[Dataset items]
• • • • • • •

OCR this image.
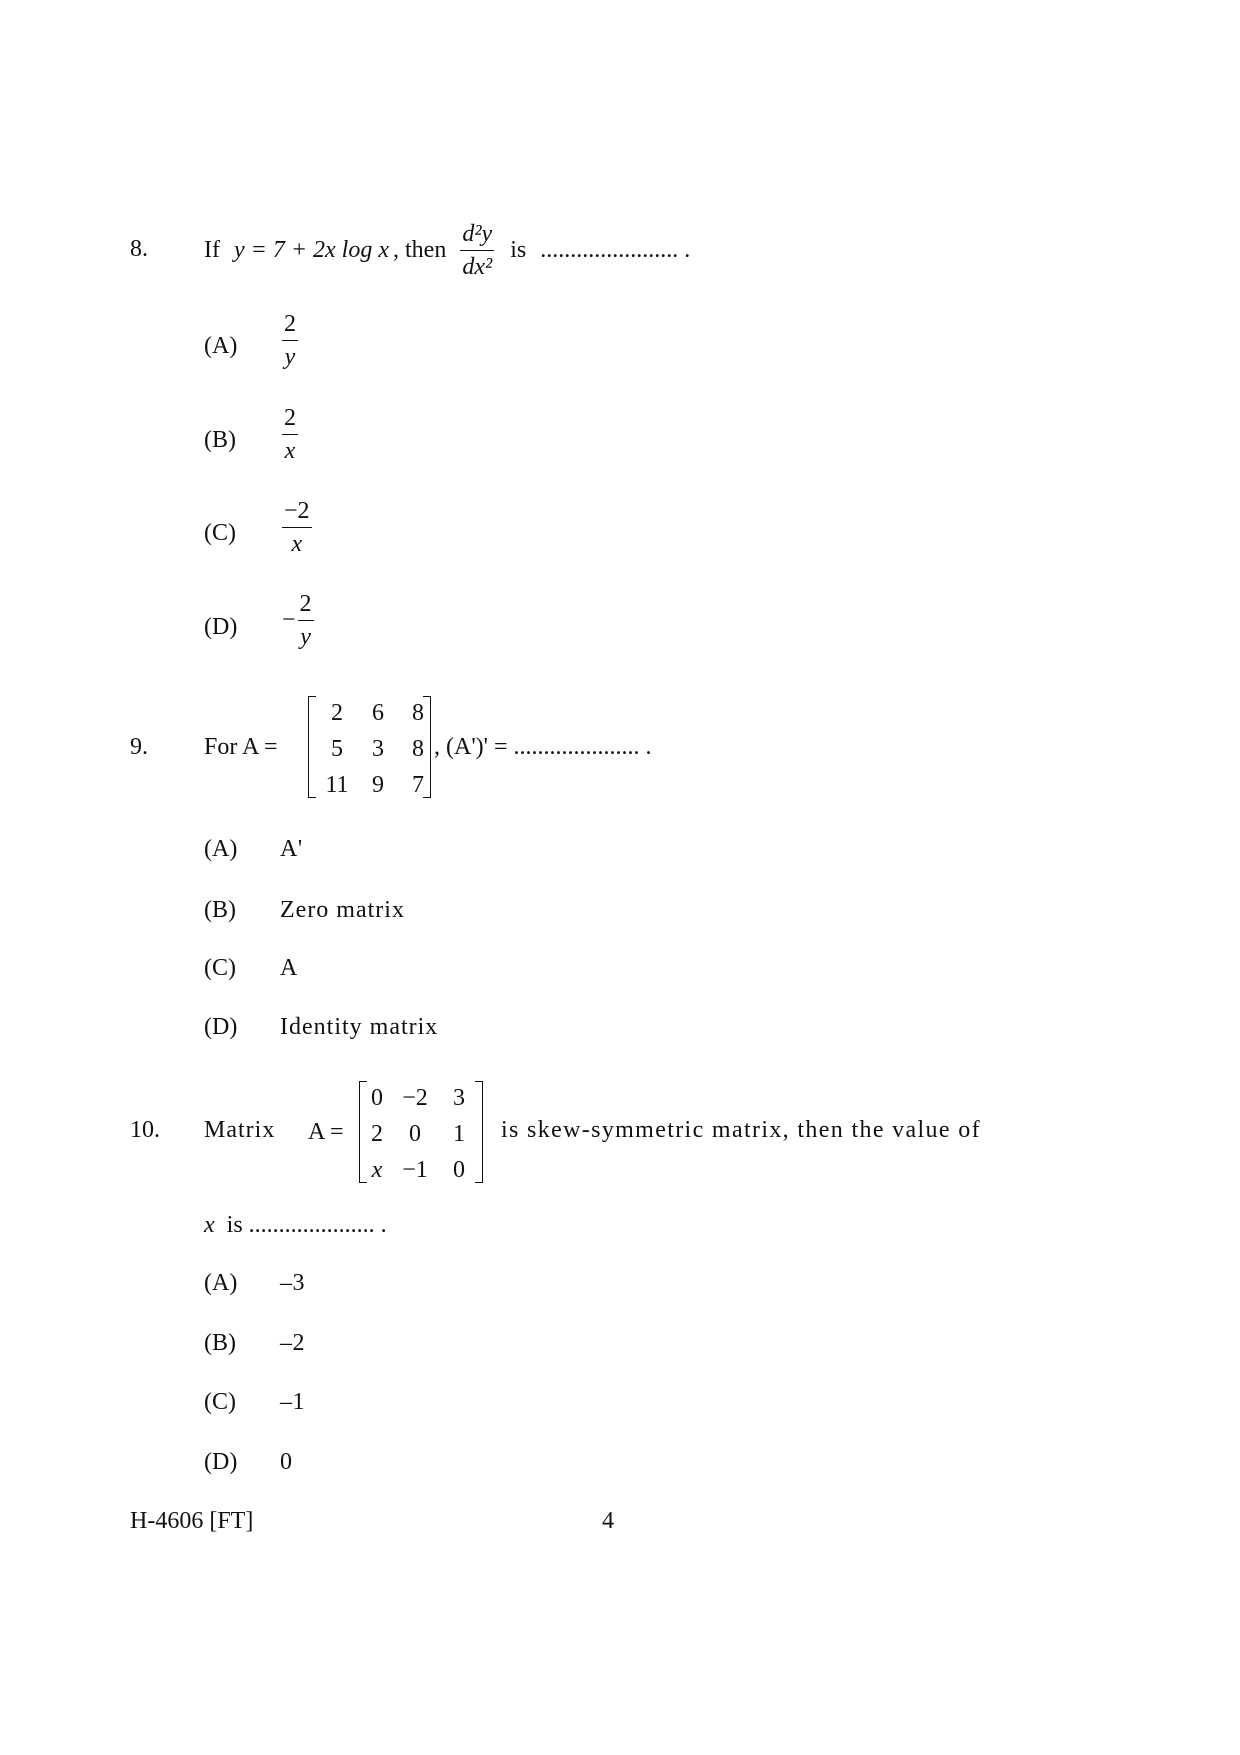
8. If y = 7 + 2x log x , then $\frac{\text{d²y}}{\text{dx²}}$ is ....................... .
$(A) \frac{2}{y}$
$(B) \frac{2}{x}$
$(C) \frac{-2}{x}$
$(D) - \frac{2}{y}$
9. For A =
2 6 8
5 3 8
11 9 7
, (A')' = ..................... .
(A) A'
(B) Zero matrix
(C) A
(D) Identity matrix
10. Matrix A =
0 −2 3
2 0 1
x −1 0
is skew-symmetric matrix, then the value of
x is ..................... .
(A) –3
(B) –2
(C) –1
(D) 0
H-4606 [FT]	4
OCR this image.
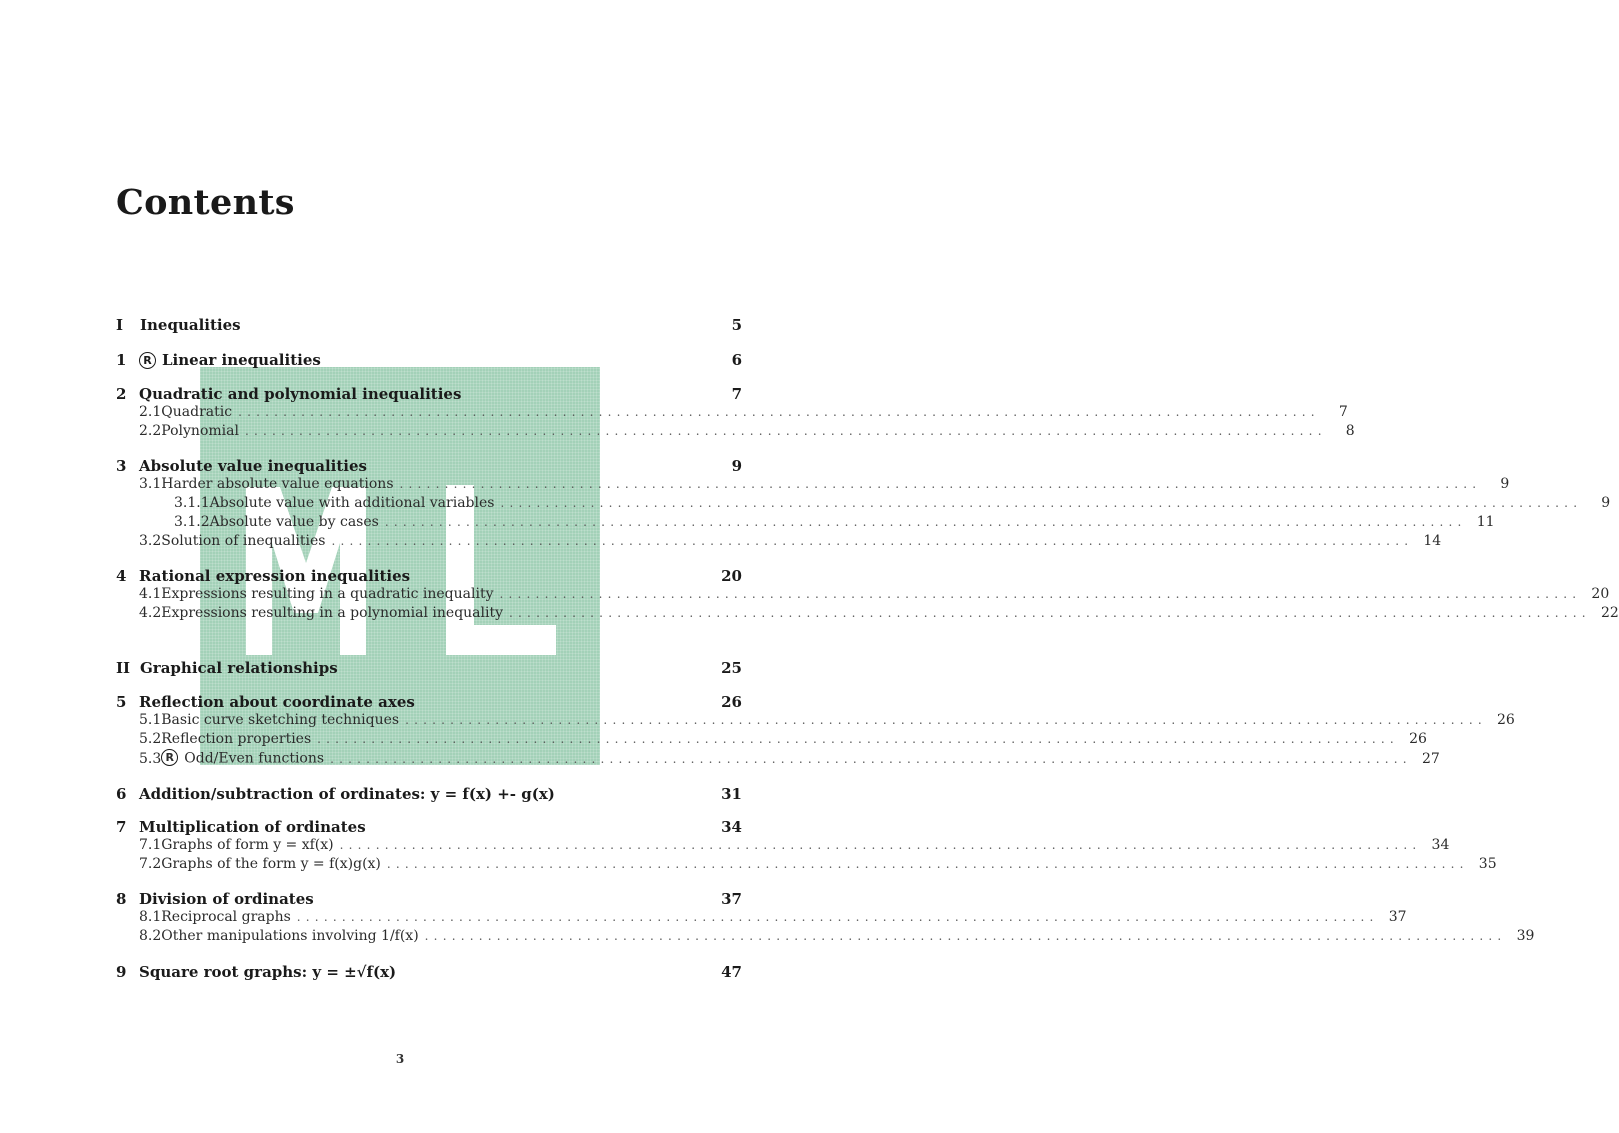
Contents
I	Inequalities	5
1	R Linear inequalities	6
2 Quadratic and polynomial inequalities	7
2.1 Quadratic ........................................................................................................................	7
2.2 Polynomial ........................................................................................................................	8
3 Absolute value inequalities	9
3.1 Harder absolute value equations ........................................................................................................................	9
3.1.1 Absolute value with additional variables ........................................................................................................................	9
3.1.2 Absolute value by cases ........................................................................................................................ 11
3.2 Solution of inequalities ........................................................................................................................ 14
4 Rational expression inequalities	20
4.1 Expressions resulting in a quadratic inequality ........................................................................................................................ 20
4.2 Expressions resulting in a polynomial inequality ........................................................................................................................ 22
II Graphical relationships	25
5 Reflection about coordinate axes	26
5.1 Basic curve sketching techniques ........................................................................................................................ 26
5.2 Reflection properties ........................................................................................................................ 26
5.3 R Odd/Even functions ........................................................................................................................ 27
6 Addition/subtraction of ordinates: y = f(x) +- g(x)	31
7 Multiplication of ordinates	34
7.1 Graphs of form y = xf(x) ........................................................................................................................ 34
7.2 Graphs of the form y = f(x)g(x) ........................................................................................................................ 35
8 Division of ordinates	37
8.1 Reciprocal graphs ........................................................................................................................ 37
8.2 Other manipulations involving 1/f(x) ........................................................................................................................ 39
9 Square root graphs: y = ±√f(x)	47
3
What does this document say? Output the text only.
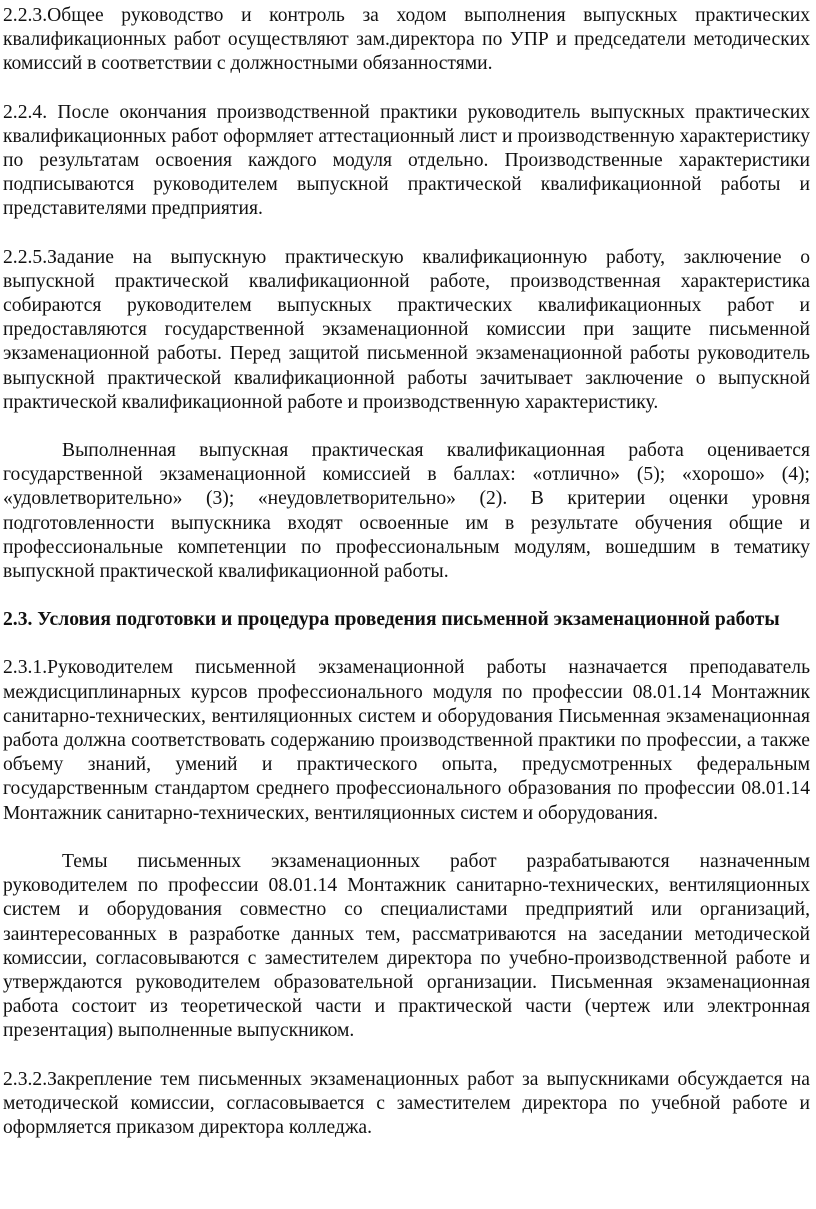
2.2.3.Общее руководство и контроль за ходом выполнения выпускных практических квалификационных работ осуществляют зам.директора по УПР и председатели методических комиссий в соответствии с должностными обязанностями.

2.2.4. После окончания производственной практики руководитель выпускных практических квалификационных работ оформляет аттестационный лист и производственную характеристику по результатам освоения каждого модуля отдельно. Производственные характеристики подписываются руководителем выпускной практической квалификационной работы и представителями предприятия.

2.2.5.Задание на выпускную практическую квалификационную работу, заключение о выпускной практической квалификационной работе, производственная характеристика собираются руководителем выпускных практических квалификационных работ и предоставляются государственной экзаменационной комиссии при защите письменной экзаменационной работы. Перед защитой письменной экзаменационной работы руководитель выпускной практической квалификационной работы зачитывает заключение о выпускной практической квалификационной работе и производственную характеристику.

Выполненная выпускная практическая квалификационная работа оценивается государственной экзаменационной комиссией в баллах: «отлично» (5); «хорошо» (4); «удовлетворительно» (3); «неудовлетворительно» (2). В критерии оценки уровня подготовленности выпускника входят освоенные им в результате обучения общие и профессиональные компетенции по профессиональным модулям, вошедшим в тематику выпускной практической квалификационной работы.

2.3. Условия подготовки и процедура проведения письменной экзаменационной работы

2.3.1.Руководителем письменной экзаменационной работы назначается преподаватель междисциплинарных курсов профессионального модуля по профессии 08.01.14 Монтажник санитарно-технических, вентиляционных систем и оборудования Письменная экзаменационная работа должна соответствовать содержанию производственной практики по профессии, а также объему знаний, умений и практического опыта, предусмотренных федеральным государственным стандартом среднего профессионального образования по профессии 08.01.14 Монтажник санитарно-технических, вентиляционных систем и оборудования.

Темы письменных экзаменационных работ разрабатываются назначенным руководителем по профессии 08.01.14 Монтажник санитарно-технических, вентиляционных систем и оборудования совместно со специалистами предприятий или организаций, заинтересованных в разработке данных тем, рассматриваются на заседании методической комиссии, согласовываются с заместителем директора по учебно-производственной работе и утверждаются руководителем образовательной организации. Письменная экзаменационная работа состоит из теоретической части и практической части (чертеж или электронная презентация) выполненные выпускником.

2.3.2.Закрепление тем письменных экзаменационных работ за выпускниками обсуждается на методической комиссии, согласовывается с заместителем директора по учебной работе и оформляется приказом директора колледжа.
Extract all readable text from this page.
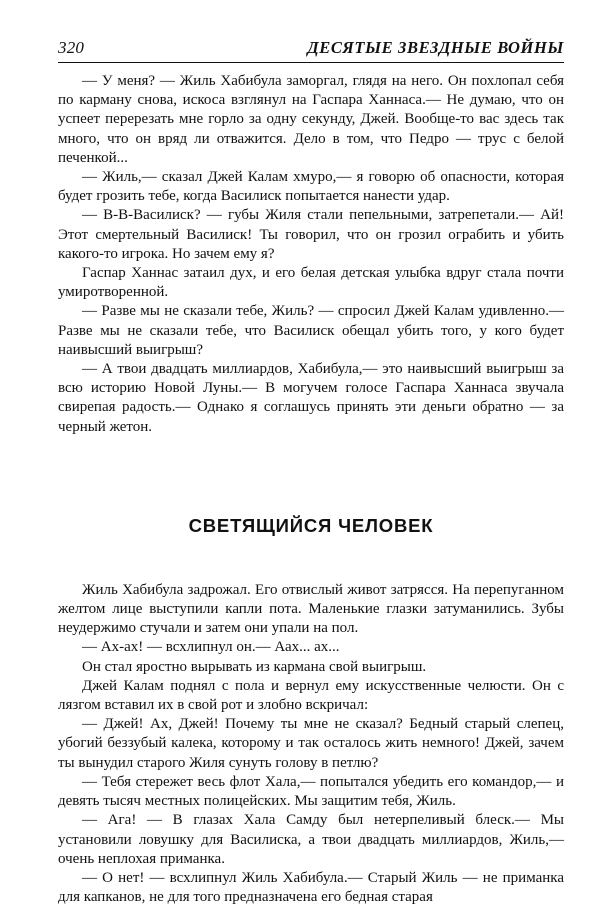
320	ДЕСЯТЫЕ ЗВЕЗДНЫЕ ВОЙНЫ

— У меня? — Жиль Хабибула заморгал, глядя на него. Он похлопал себя по карману снова, искоса взглянул на Гаспара Ханнаса.— Не думаю, что он успеет перерезать мне горло за одну секунду, Джей. Вообще-то вас здесь так много, что он вряд ли отважится. Дело в том, что Педро — трус с белой печенкой...

— Жиль,— сказал Джей Калам хмуро,— я говорю об опасности, которая будет грозить тебе, когда Василиск попытается нанести удар.

— В-В-Василиск? — губы Жиля стали пепельными, затрепетали.— Ай! Этот смертельный Василиск! Ты говорил, что он грозил ограбить и убить какого-то игрока. Но зачем ему я?

Гаспар Ханнас затаил дух, и его белая детская улыбка вдруг стала почти умиротворенной.

— Разве мы не сказали тебе, Жиль? — спросил Джей Калам удивленно.— Разве мы не сказали тебе, что Василиск обещал убить того, у кого будет наивысший выигрыш?

— А твои двадцать миллиардов, Хабибула,— это наивысший выигрыш за всю историю Новой Луны.— В могучем голосе Гаспара Ханнаса звучала свирепая радость.— Однако я соглашусь принять эти деньги обратно — за черный жетон.

СВЕТЯЩИЙСЯ ЧЕЛОВЕК

Жиль Хабибула задрожал. Его отвислый живот затрясся. На перепуганном желтом лице выступили капли пота. Маленькие глазки затуманились. Зубы неудержимо стучали и затем они упали на пол.

— Ах-ах! — всхлипнул он.— Аах... ах...

Он стал яростно вырывать из кармана свой выигрыш.

Джей Калам поднял с пола и вернул ему искусственные челюсти. Он с лязгом вставил их в свой рот и злобно вскричал:

— Джей! Ах, Джей! Почему ты мне не сказал? Бедный старый слепец, убогий беззубый калека, которому и так осталось жить немного! Джей, зачем ты вынудил старого Жиля сунуть голову в петлю?

— Тебя стережет весь флот Хала,— попытался убедить его командор,— и девять тысяч местных полицейских. Мы защитим тебя, Жиль.

— Ага! — В глазах Хала Самду был нетерпеливый блеск.— Мы установили ловушку для Василиска, а твои двадцать миллиардов, Жиль,— очень неплохая приманка.

— О нет! — всхлипнул Жиль Хабибула.— Старый Жиль — не приманка для капканов, не для того предназначена его бедная старая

• • • • • • •

* **Given problem**: Take each line of the material that contains the word "this" and list it.

* **In response**:
OCR this image.
OCR this image.
What does this document say? Output the text only.
Extract all readable text from this page.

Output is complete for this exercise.